_What to do:_ Leave the pictures out and print every record below exactly as it stands.

-- Start Input rows --

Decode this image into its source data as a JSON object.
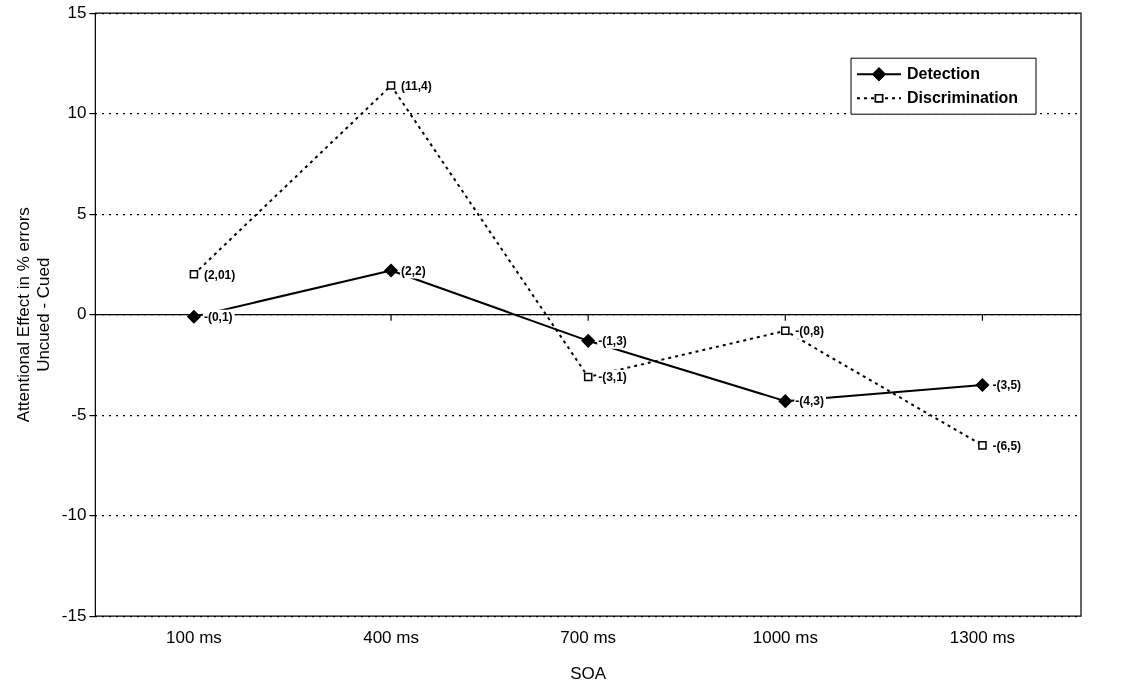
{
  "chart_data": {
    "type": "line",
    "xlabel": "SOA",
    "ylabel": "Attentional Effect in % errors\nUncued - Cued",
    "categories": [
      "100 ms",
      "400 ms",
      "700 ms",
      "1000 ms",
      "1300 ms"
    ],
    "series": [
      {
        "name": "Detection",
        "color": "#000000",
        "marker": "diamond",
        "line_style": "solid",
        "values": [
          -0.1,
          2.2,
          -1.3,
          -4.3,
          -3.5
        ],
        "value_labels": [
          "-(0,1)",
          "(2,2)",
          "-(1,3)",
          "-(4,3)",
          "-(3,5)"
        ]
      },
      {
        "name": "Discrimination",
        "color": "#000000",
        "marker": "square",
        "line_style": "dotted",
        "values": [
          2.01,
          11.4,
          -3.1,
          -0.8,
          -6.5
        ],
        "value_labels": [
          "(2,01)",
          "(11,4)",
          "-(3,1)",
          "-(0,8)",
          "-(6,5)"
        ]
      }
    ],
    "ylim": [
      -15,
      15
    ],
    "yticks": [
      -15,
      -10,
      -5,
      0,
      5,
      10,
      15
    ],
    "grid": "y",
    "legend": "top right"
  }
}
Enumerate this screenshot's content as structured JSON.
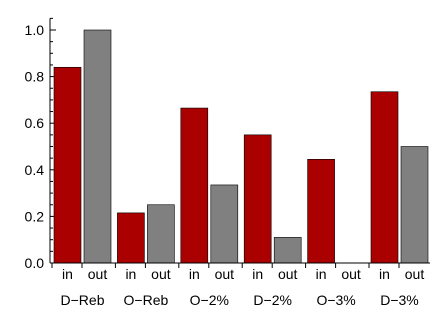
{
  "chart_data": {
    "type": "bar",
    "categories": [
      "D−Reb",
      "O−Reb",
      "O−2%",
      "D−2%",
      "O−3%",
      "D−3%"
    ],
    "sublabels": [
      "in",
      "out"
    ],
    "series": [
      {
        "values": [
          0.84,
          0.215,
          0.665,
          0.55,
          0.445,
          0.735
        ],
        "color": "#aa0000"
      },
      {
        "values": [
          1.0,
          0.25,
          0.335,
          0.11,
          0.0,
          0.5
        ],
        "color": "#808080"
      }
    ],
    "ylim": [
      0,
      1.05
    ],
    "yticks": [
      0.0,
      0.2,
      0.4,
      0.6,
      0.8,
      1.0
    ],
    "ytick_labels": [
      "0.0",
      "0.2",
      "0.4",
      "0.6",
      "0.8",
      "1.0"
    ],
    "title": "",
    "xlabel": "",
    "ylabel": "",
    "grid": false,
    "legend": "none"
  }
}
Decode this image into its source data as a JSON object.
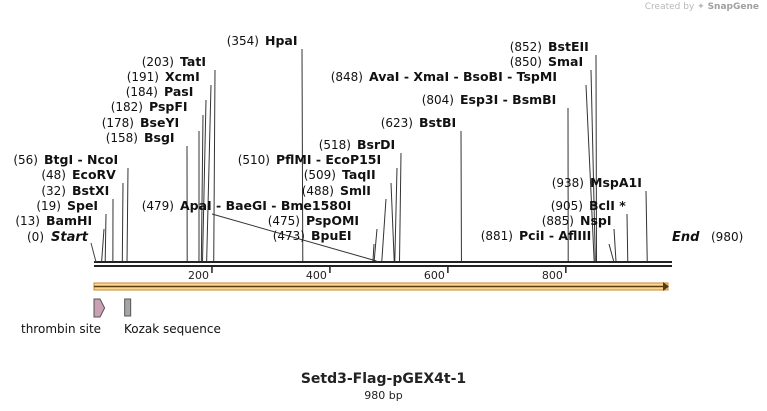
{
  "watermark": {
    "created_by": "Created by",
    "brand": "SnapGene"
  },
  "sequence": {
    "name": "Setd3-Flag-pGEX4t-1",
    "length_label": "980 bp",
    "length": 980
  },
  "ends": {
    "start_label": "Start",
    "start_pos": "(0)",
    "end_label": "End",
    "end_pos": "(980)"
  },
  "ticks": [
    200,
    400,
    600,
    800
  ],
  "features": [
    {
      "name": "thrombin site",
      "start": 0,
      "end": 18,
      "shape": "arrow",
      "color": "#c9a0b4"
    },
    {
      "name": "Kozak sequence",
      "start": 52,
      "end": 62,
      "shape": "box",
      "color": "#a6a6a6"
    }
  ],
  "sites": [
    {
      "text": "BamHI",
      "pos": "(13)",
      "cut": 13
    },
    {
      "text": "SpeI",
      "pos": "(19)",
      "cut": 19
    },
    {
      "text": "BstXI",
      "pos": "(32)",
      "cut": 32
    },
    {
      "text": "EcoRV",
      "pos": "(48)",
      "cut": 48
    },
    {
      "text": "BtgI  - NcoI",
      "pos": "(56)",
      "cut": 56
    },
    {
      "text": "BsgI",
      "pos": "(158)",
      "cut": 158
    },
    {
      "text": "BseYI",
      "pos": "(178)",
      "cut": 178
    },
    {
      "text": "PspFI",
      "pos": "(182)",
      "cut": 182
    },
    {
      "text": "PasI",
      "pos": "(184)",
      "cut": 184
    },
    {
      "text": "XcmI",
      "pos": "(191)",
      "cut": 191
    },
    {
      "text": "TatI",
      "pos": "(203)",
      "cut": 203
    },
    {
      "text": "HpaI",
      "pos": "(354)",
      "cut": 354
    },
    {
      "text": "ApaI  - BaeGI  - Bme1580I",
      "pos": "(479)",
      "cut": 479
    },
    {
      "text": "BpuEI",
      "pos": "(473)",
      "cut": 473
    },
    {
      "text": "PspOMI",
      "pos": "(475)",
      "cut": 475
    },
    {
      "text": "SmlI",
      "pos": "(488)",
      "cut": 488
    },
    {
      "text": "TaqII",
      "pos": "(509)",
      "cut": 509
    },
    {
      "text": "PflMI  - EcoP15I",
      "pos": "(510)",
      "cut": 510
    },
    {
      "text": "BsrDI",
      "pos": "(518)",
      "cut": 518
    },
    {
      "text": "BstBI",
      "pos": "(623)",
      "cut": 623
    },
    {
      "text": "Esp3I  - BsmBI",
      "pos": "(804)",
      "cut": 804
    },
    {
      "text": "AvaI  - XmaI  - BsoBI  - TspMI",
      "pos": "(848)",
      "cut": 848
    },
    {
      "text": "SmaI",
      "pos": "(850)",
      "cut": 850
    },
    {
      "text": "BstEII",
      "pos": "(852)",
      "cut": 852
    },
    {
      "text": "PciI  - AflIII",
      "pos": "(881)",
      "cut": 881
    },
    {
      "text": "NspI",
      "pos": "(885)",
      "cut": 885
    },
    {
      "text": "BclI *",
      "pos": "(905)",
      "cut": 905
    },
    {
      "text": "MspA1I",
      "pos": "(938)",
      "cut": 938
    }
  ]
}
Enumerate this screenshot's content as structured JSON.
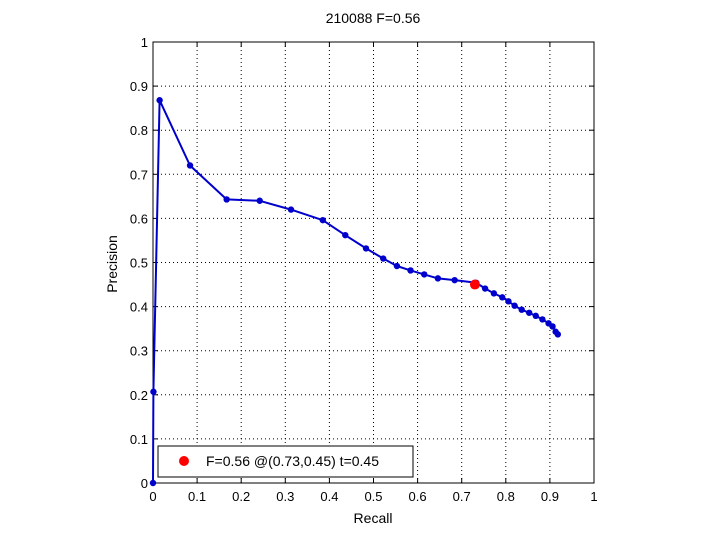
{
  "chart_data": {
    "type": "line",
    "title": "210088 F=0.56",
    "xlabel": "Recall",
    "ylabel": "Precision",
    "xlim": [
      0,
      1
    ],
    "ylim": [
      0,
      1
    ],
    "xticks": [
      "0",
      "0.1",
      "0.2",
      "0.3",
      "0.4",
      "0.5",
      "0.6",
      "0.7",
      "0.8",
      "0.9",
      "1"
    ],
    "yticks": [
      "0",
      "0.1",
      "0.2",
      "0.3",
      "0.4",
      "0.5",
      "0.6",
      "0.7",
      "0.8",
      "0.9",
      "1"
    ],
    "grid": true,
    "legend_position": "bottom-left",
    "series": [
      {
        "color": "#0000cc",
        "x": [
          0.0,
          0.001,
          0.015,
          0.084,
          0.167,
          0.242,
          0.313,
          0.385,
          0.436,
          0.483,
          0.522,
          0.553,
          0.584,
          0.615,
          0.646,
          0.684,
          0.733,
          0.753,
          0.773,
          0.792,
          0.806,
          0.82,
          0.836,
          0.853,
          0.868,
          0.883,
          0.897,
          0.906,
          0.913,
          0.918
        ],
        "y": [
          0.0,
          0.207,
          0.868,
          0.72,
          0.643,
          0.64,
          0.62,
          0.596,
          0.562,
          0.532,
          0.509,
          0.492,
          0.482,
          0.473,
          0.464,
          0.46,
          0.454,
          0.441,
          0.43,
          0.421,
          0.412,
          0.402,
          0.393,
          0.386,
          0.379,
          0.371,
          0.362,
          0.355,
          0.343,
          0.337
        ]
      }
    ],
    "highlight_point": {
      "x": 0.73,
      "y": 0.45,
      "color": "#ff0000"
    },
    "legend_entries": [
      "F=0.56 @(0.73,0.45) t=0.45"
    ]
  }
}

-- End Input rows --

_Exercise solution:_
Decode this image into its source data as a JSON object.
{
  "chart_data": {
    "type": "line",
    "xlabel": "SOA",
    "ylabel": "Attentional Effect in % errors\nUncued - Cued",
    "categories": [
      "100 ms",
      "400 ms",
      "700 ms",
      "1000 ms",
      "1300 ms"
    ],
    "series": [
      {
        "name": "Detection",
        "color": "#000000",
        "marker": "diamond",
        "line_style": "solid",
        "values": [
          -0.1,
          2.2,
          -1.3,
          -4.3,
          -3.5
        ],
        "value_labels": [
          "-(0,1)",
          "(2,2)",
          "-(1,3)",
          "-(4,3)",
          "-(3,5)"
        ]
      },
      {
        "name": "Discrimination",
        "color": "#000000",
        "marker": "square",
        "line_style": "dotted",
        "values": [
          2.01,
          11.4,
          -3.1,
          -0.8,
          -6.5
        ],
        "value_labels": [
          "(2,01)",
          "(11,4)",
          "-(3,1)",
          "-(0,8)",
          "-(6,5)"
        ]
      }
    ],
    "ylim": [
      -15,
      15
    ],
    "yticks": [
      -15,
      -10,
      -5,
      0,
      5,
      10,
      15
    ],
    "grid": "y",
    "legend": "top right"
  }
}
Enumerate this screenshot's content as structured JSON.
{
  "chart_data": {
    "type": "bar",
    "categories": [
      "D−Reb",
      "O−Reb",
      "O−2%",
      "D−2%",
      "O−3%",
      "D−3%"
    ],
    "sublabels": [
      "in",
      "out"
    ],
    "series": [
      {
        "values": [
          0.84,
          0.215,
          0.665,
          0.55,
          0.445,
          0.735
        ],
        "color": "#aa0000"
      },
      {
        "values": [
          1.0,
          0.25,
          0.335,
          0.11,
          0.0,
          0.5
        ],
        "color": "#808080"
      }
    ],
    "ylim": [
      0,
      1.05
    ],
    "yticks": [
      0.0,
      0.2,
      0.4,
      0.6,
      0.8,
      1.0
    ],
    "ytick_labels": [
      "0.0",
      "0.2",
      "0.4",
      "0.6",
      "0.8",
      "1.0"
    ],
    "title": "",
    "xlabel": "",
    "ylabel": "",
    "grid": false,
    "legend": "none"
  }
}
Decode this image into its source data as a JSON object.
{
  "watermark": {
    "created_by": "Created by",
    "brand": "SnapGene"
  },
  "sequence": {
    "name": "Setd3-Flag-pGEX4t-1",
    "length_label": "980 bp",
    "length": 980
  },
  "ends": {
    "start_label": "Start",
    "start_pos": "(0)",
    "end_label": "End",
    "end_pos": "(980)"
  },
  "ticks": [
    200,
    400,
    600,
    800
  ],
  "features": [
    {
      "name": "thrombin site",
      "start": 0,
      "end": 18,
      "shape": "arrow",
      "color": "#c9a0b4"
    },
    {
      "name": "Kozak sequence",
      "start": 52,
      "end": 62,
      "shape": "box",
      "color": "#a6a6a6"
    }
  ],
  "sites": [
    {
      "text": "BamHI",
      "pos": "(13)",
      "cut": 13
    },
    {
      "text": "SpeI",
      "pos": "(19)",
      "cut": 19
    },
    {
      "text": "BstXI",
      "pos": "(32)",
      "cut": 32
    },
    {
      "text": "EcoRV",
      "pos": "(48)",
      "cut": 48
    },
    {
      "text": "BtgI  - NcoI",
      "pos": "(56)",
      "cut": 56
    },
    {
      "text": "BsgI",
      "pos": "(158)",
      "cut": 158
    },
    {
      "text": "BseYI",
      "pos": "(178)",
      "cut": 178
    },
    {
      "text": "PspFI",
      "pos": "(182)",
      "cut": 182
    },
    {
      "text": "PasI",
      "pos": "(184)",
      "cut": 184
    },
    {
      "text": "XcmI",
      "pos": "(191)",
      "cut": 191
    },
    {
      "text": "TatI",
      "pos": "(203)",
      "cut": 203
    },
    {
      "text": "HpaI",
      "pos": "(354)",
      "cut": 354
    },
    {
      "text": "ApaI  - BaeGI  - Bme1580I",
      "pos": "(479)",
      "cut": 479
    },
    {
      "text": "BpuEI",
      "pos": "(473)",
      "cut": 473
    },
    {
      "text": "PspOMI",
      "pos": "(475)",
      "cut": 475
    },
    {
      "text": "SmlI",
      "pos": "(488)",
      "cut": 488
    },
    {
      "text": "TaqII",
      "pos": "(509)",
      "cut": 509
    },
    {
      "text": "PflMI  - EcoP15I",
      "pos": "(510)",
      "cut": 510
    },
    {
      "text": "BsrDI",
      "pos": "(518)",
      "cut": 518
    },
    {
      "text": "BstBI",
      "pos": "(623)",
      "cut": 623
    },
    {
      "text": "Esp3I  - BsmBI",
      "pos": "(804)",
      "cut": 804
    },
    {
      "text": "AvaI  - XmaI  - BsoBI  - TspMI",
      "pos": "(848)",
      "cut": 848
    },
    {
      "text": "SmaI",
      "pos": "(850)",
      "cut": 850
    },
    {
      "text": "BstEII",
      "pos": "(852)",
      "cut": 852
    },
    {
      "text": "PciI  - AflIII",
      "pos": "(881)",
      "cut": 881
    },
    {
      "text": "NspI",
      "pos": "(885)",
      "cut": 885
    },
    {
      "text": "BclI *",
      "pos": "(905)",
      "cut": 905
    },
    {
      "text": "MspA1I",
      "pos": "(938)",
      "cut": 938
    }
  ]
}
Enumerate this screenshot's content as structured JSON.
{
  "chart_data": {
    "type": "line",
    "title": "210088 F=0.56",
    "xlabel": "Recall",
    "ylabel": "Precision",
    "xlim": [
      0,
      1
    ],
    "ylim": [
      0,
      1
    ],
    "xticks": [
      "0",
      "0.1",
      "0.2",
      "0.3",
      "0.4",
      "0.5",
      "0.6",
      "0.7",
      "0.8",
      "0.9",
      "1"
    ],
    "yticks": [
      "0",
      "0.1",
      "0.2",
      "0.3",
      "0.4",
      "0.5",
      "0.6",
      "0.7",
      "0.8",
      "0.9",
      "1"
    ],
    "grid": true,
    "legend_position": "bottom-left",
    "series": [
      {
        "color": "#0000cc",
        "x": [
          0.0,
          0.001,
          0.015,
          0.084,
          0.167,
          0.242,
          0.313,
          0.385,
          0.436,
          0.483,
          0.522,
          0.553,
          0.584,
          0.615,
          0.646,
          0.684,
          0.733,
          0.753,
          0.773,
          0.792,
          0.806,
          0.82,
          0.836,
          0.853,
          0.868,
          0.883,
          0.897,
          0.906,
          0.913,
          0.918
        ],
        "y": [
          0.0,
          0.207,
          0.868,
          0.72,
          0.643,
          0.64,
          0.62,
          0.596,
          0.562,
          0.532,
          0.509,
          0.492,
          0.482,
          0.473,
          0.464,
          0.46,
          0.454,
          0.441,
          0.43,
          0.421,
          0.412,
          0.402,
          0.393,
          0.386,
          0.379,
          0.371,
          0.362,
          0.355,
          0.343,
          0.337
        ]
      }
    ],
    "highlight_point": {
      "x": 0.73,
      "y": 0.45,
      "color": "#ff0000"
    },
    "legend_entries": [
      "F=0.56 @(0.73,0.45) t=0.45"
    ]
  }
}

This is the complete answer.